— Begin —

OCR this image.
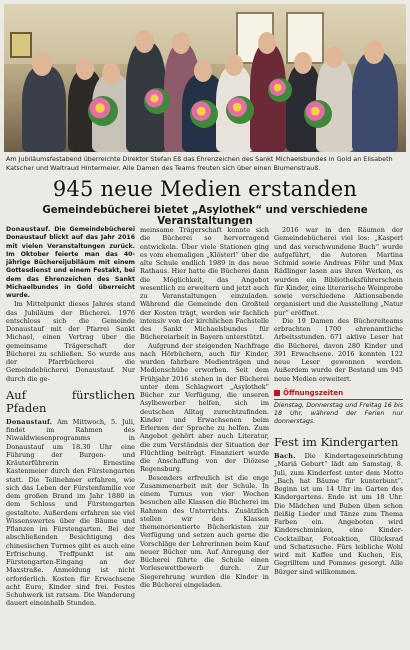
Am Jubiläumsfestabend überreichte Direktor Stefan Eß das Ehrenzeichen des Sankt Michaelsbundes in Gold an Elisabeth Katscher und Waltraud Hintermeier. Alle Damen des Teams freuten sich über einen Blumenstrauß.

945 neue Medien erstanden
Gemeindebücherei bietet „Asylothek“ und verschiedene Veranstaltungen

Donaustauf. Die Gemeindebücherei Donaustauf blickt auf das Jahr 2016 mit vielen Veranstaltungen zurück. Im Oktober feierte man das 40-jährige Büchereijubiläum mit einem Gottesdienst und einem Festakt, bei dem das Ehrenzeichen des Sankt Michaelbundes in Gold überreicht wurde.

Im Mittelpunkt dieses Jahres stand das Jubiläum der Bücherei. 1976 entschloss sich die Gemeinde Donaustauf mit der Pfarrei Sankt Michael, einen Vertrag über die gemeinsame Trägerschaft der Bücherei zu schließen. So wurde aus der Pfarrbücherei die Gemeindebücherei Donaustauf. Nur durch die ge-

Auf fürstlichen Pfaden

Donaustauf. Am Mittwoch, 5. Juli, findet im Rahmen des Niwaldwiesenprogramms in Donaustauf um 18.30 Uhr eine Führung der Burgen- und Kräuterführerin Ernestine Kastenmeier durch den Fürstengarten statt. Die Teilnehmer erfahren, wie sich das Leben der Fürstenfamilie vor dem großen Brand im Jahr 1880 in dem Schloss und Fürstengarten gestaltete. Außerdem erfahren sie viel Wissenswertes über die Bäume und Pflanzen im Fürstengarten. Bei der abschließenden Besichtigung des chinesischen Turmes gibt es auch eine Erfrischung. Treffpunkt ist am Fürstengarten-Eingang an der Maxstraße. Anmeldung ist nicht erforderlich. Kosten für Erwachsene acht Euro, Kinder sind frei. Festes Schuhwerk ist ratsam. Die Wanderung dauert eineinhalb Stunden.

meinsame Trägerschaft konnte sich die Bücherei so hervorragend entwickeln. Über viele Stationen ging es vom ehemaligen „Klösterl“ über die alte Schule endlich 1989 in das neue Rathaus. Hier hatte die Bücherei dann die Möglichkeit, das Angebot wesentlich zu erweitern und jetzt auch zu Veranstaltungen einzuladen. Während die Gemeinde den Großteil der Kosten trägt, werden wir fachlich intensiv von der kirchlichen Fachstelle des Sankt Michaelsbundes für Büchereiarbeit in Bayern unterstützt.

Aufgrund der steigenden Nachfrage nach Hörbüchern, auch für Kinder, wurden fahrbare Medienträgen und Medienschübe erworben. Seit dem Frühjahr 2016 stehen in der Bücherei unter dem Schlagwort „Asylothek“ Bücher zur Verfügung, die unseren Asylbewerber helfen, sich im deutschen Alltag zurechtzufinden. Kinder und Erwachsenen beim Erlernen der Sprache zu helfen. Zum Angebot gehört aber auch Literatur, die zum Verständnis der Situation der Flüchtling beiträgt. Finanziert wurde die Anschaffung von der Diözese Regensburg.

Besonders erfreulich ist die enge Zusammenarbeit mit der Schule. In einem Turnus von vier Wochen besuchen alle Klassen die Bücherei im Rahmen des Unterrichts. Zusätzlich stellen wir den Klassen themenorientierte Bücherkisten zur Verfügung und setzen auch gerne die Vorschläge der Lehrerinnen beim Kauf neuer Bücher um. Auf Anregung der Bücherei führte die Schule einen Vorlesewettbewerb durch. Zur Siegerehrung wurden die Kinder in die Bücherei eingeladen.

2016 war in den Räumen der Gemeindebücherei viel los: „Kasperl und das verschwundene Buch“ wurde aufgeführt, die Autoren Martina Schmid sowie Andreas Föhr und Max Rädlinger lasen aus ihren Werken, es wurden ein Bibliotheksführerschein für Kinder, eine literarische Weinprobe sowie verschiedene Aktionsabende organisiert und die Ausstellung „Natur pur“ eröffnet.

Die 19 Damen des Büchereiteams erbrachten 1700 ehrenamtliche Arbeitsstunden. 671 aktive Leser hat die Bücherei, davon 280 Kinder und 391 Erwachsene. 2016 konnten 122 neue Leser gewonnen werden. Außerdem wurde der Bestand um 945 neue Medien erweitert.

Öffnungszeiten

Dienstag, Donnerstag und Freitag 16 bis 18 Uhr, während der Ferien nur donnerstags.

Fest im Kindergarten

Bach. Die Kindertageseinrichtung „Mariä Geburt“ lädt am Samstag, 8. Juli, zum Kinderfest unter dem Motto „Bach hat Bäume für kunterbunt“. Beginn ist um 14 Uhr im Garten des Kindergartens. Ende ist um 18 Uhr. Die Mädchen und Buben üben schon fleißig Lieder und Tänze zum Thema Farben ein. Angeboten wird Kinderschminken, eine Kinder-Cocktailbar, Fotoaktion, Glücksrad und Schatzsuche. Fürs leibliche Wohl wird mit Kaffee und Kuchen, Eis, Gegrilltem und Pommes gesorgt. Alle Bürger sind willkommen.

— End —

All of the material above should be reproduced exactly, except the pictures.

### Answer to this exercise
OCR this image.
Am Jubiläumsfestabend überreichte Direktor Stefan Eß das Ehrenzeichen des Sankt Michaelsbundes in Gold an Elisabeth Katscher und Waltraud Hintermeier. Alle Damen des Teams freuten sich über einen Blumenstrauß.

945 neue Medien erstanden
Gemeindebücherei bietet „Asylothek“ und verschiedene Veranstaltungen

Donaustauf. Die Gemeindebücherei Donaustauf blickt auf das Jahr 2016 mit vielen Veranstaltungen zurück. Im Oktober feierte man das 40-jährige Büchereijubiläum mit einem Gottesdienst und einem Festakt, bei dem das Ehrenzeichen des Sankt Michaelbundes in Gold überreicht wurde.

Im Mittelpunkt dieses Jahres stand das Jubiläum der Bücherei. 1976 entschloss sich die Gemeinde Donaustauf mit der Pfarrei Sankt Michael, einen Vertrag über die gemeinsame Trägerschaft der Bücherei zu schließen. So wurde aus der Pfarrbücherei die Gemeindebücherei Donaustauf. Nur durch die ge-

Auf fürstlichen Pfaden

Donaustauf. Am Mittwoch, 5. Juli, findet im Rahmen des Niwaldwiesenprogramms in Donaustauf um 18.30 Uhr eine Führung der Burgen- und Kräuterführerin Ernestine Kastenmeier durch den Fürstengarten statt. Die Teilnehmer erfahren, wie sich das Leben der Fürstenfamilie vor dem großen Brand im Jahr 1880 in dem Schloss und Fürstengarten gestaltete. Außerdem erfahren sie viel Wissenswertes über die Bäume und Pflanzen im Fürstengarten. Bei der abschließenden Besichtigung des chinesischen Turmes gibt es auch eine Erfrischung. Treffpunkt ist am Fürstengarten-Eingang an der Maxstraße. Anmeldung ist nicht erforderlich. Kosten für Erwachsene acht Euro, Kinder sind frei. Festes Schuhwerk ist ratsam. Die Wanderung dauert eineinhalb Stunden.

meinsame Trägerschaft konnte sich die Bücherei so hervorragend entwickeln. Über viele Stationen ging es vom ehemaligen „Klösterl“ über die alte Schule endlich 1989 in das neue Rathaus. Hier hatte die Bücherei dann die Möglichkeit, das Angebot wesentlich zu erweitern und jetzt auch zu Veranstaltungen einzuladen. Während die Gemeinde den Großteil der Kosten trägt, werden wir fachlich intensiv von der kirchlichen Fachstelle des Sankt Michaelsbundes für Büchereiarbeit in Bayern unterstützt.

Aufgrund der steigenden Nachfrage nach Hörbüchern, auch für Kinder, wurden fahrbare Medienträgen und Medienschübe erworben. Seit dem Frühjahr 2016 stehen in der Bücherei unter dem Schlagwort „Asylothek“ Bücher zur Verfügung, die unseren Asylbewerber helfen, sich im deutschen Alltag zurechtzufinden. Kinder und Erwachsenen beim Erlernen der Sprache zu helfen. Zum Angebot gehört aber auch Literatur, die zum Verständnis der Situation der Flüchtling beiträgt. Finanziert wurde die Anschaffung von der Diözese Regensburg.

Besonders erfreulich ist die enge Zusammenarbeit mit der Schule. In einem Turnus von vier Wochen besuchen alle Klassen die Bücherei im Rahmen des Unterrichts. Zusätzlich stellen wir den Klassen themenorientierte Bücherkisten zur Verfügung und setzen auch gerne die Vorschläge der Lehrerinnen beim Kauf neuer Bücher um. Auf Anregung der Bücherei führte die Schule einen Vorlesewettbewerb durch. Zur Siegerehrung wurden die Kinder in die Bücherei eingeladen.

2016 war in den Räumen der Gemeindebücherei viel los: „Kasperl und das verschwundene Buch“ wurde aufgeführt, die Autoren Martina Schmid sowie Andreas Föhr und Max Rädlinger lasen aus ihren Werken, es wurden ein Bibliotheksführerschein für Kinder, eine literarische Weinprobe sowie verschiedene Aktionsabende organisiert und die Ausstellung „Natur pur“ eröffnet.

Die 19 Damen des Büchereiteams erbrachten 1700 ehrenamtliche Arbeitsstunden. 671 aktive Leser hat die Bücherei, davon 280 Kinder und 391 Erwachsene. 2016 konnten 122 neue Leser gewonnen werden. Außerdem wurde der Bestand um 945 neue Medien erweitert.

Öffnungszeiten

Dienstag, Donnerstag und Freitag 16 bis 18 Uhr, während der Ferien nur donnerstags.

Fest im Kindergarten

Bach. Die Kindertageseinrichtung „Mariä Geburt“ lädt am Samstag, 8. Juli, zum Kinderfest unter dem Motto „Bach hat Bäume für kunterbunt“. Beginn ist um 14 Uhr im Garten des Kindergartens. Ende ist um 18 Uhr. Die Mädchen und Buben üben schon fleißig Lieder und Tänze zum Thema Farben ein. Angeboten wird Kinderschminken, eine Kinder-Cocktailbar, Fotoaktion, Glücksrad und Schatzsuche. Fürs leibliche Wohl wird mit Kaffee und Kuchen, Eis, Gegrilltem und Pommes gesorgt. Alle Bürger sind willkommen.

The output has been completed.